- Exercise objective
Copy out each line of the material below with no changes.

(Data excerpts)
_ _ _ _ _ _ _

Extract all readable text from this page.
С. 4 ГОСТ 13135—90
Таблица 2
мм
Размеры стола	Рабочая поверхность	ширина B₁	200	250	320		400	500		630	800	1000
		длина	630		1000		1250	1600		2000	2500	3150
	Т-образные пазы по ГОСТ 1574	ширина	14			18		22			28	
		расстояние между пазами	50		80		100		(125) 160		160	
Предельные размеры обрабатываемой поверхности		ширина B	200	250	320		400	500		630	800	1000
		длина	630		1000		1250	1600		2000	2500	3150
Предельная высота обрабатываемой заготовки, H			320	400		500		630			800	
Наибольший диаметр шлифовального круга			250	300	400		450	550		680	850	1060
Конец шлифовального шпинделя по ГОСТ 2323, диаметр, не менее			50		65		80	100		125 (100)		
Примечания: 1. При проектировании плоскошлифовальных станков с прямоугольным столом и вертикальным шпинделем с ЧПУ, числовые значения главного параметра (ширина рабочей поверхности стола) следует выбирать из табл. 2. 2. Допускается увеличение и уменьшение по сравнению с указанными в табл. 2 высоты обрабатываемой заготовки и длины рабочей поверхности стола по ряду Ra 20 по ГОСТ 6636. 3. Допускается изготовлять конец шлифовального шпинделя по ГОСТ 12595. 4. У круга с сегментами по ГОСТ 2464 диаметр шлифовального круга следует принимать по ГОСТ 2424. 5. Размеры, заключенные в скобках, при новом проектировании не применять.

_ _ _ _ _ _ _

- Task output
Extract all readable text from this page.
С. 4 ГОСТ 13135—90
Таблица 2
мм
Размеры стола	Рабочая поверхность	ширина B₁	200	250	320		400	500		630	800	1000
		длина	630		1000		1250	1600		2000	2500	3150
	Т-образные пазы по ГОСТ 1574	ширина	14			18		22			28	
		расстояние между пазами	50		80		100		(125) 160		160	
Предельные размеры обрабатываемой поверхности		ширина B	200	250	320		400	500		630	800	1000
		длина	630		1000		1250	1600		2000	2500	3150
Предельная высота обрабатываемой заготовки, H			320	400		500		630			800	
Наибольший диаметр шлифовального круга			250	300	400		450	550		680	850	1060
Конец шлифовального шпинделя по ГОСТ 2323, диаметр, не менее			50		65		80	100		125 (100)		
Примечания: 1. При проектировании плоскошлифовальных станков с прямоугольным столом и вертикальным шпинделем с ЧПУ, числовые значения главного параметра (ширина рабочей поверхности стола) следует выбирать из табл. 2. 2. Допускается увеличение и уменьшение по сравнению с указанными в табл. 2 высоты обрабатываемой заготовки и длины рабочей поверхности стола по ряду Ra 20 по ГОСТ 6636. 3. Допускается изготовлять конец шлифовального шпинделя по ГОСТ 12595. 4. У круга с сегментами по ГОСТ 2464 диаметр шлифовального круга следует принимать по ГОСТ 2424. 5. Размеры, заключенные в скобках, при новом проектировании не применять.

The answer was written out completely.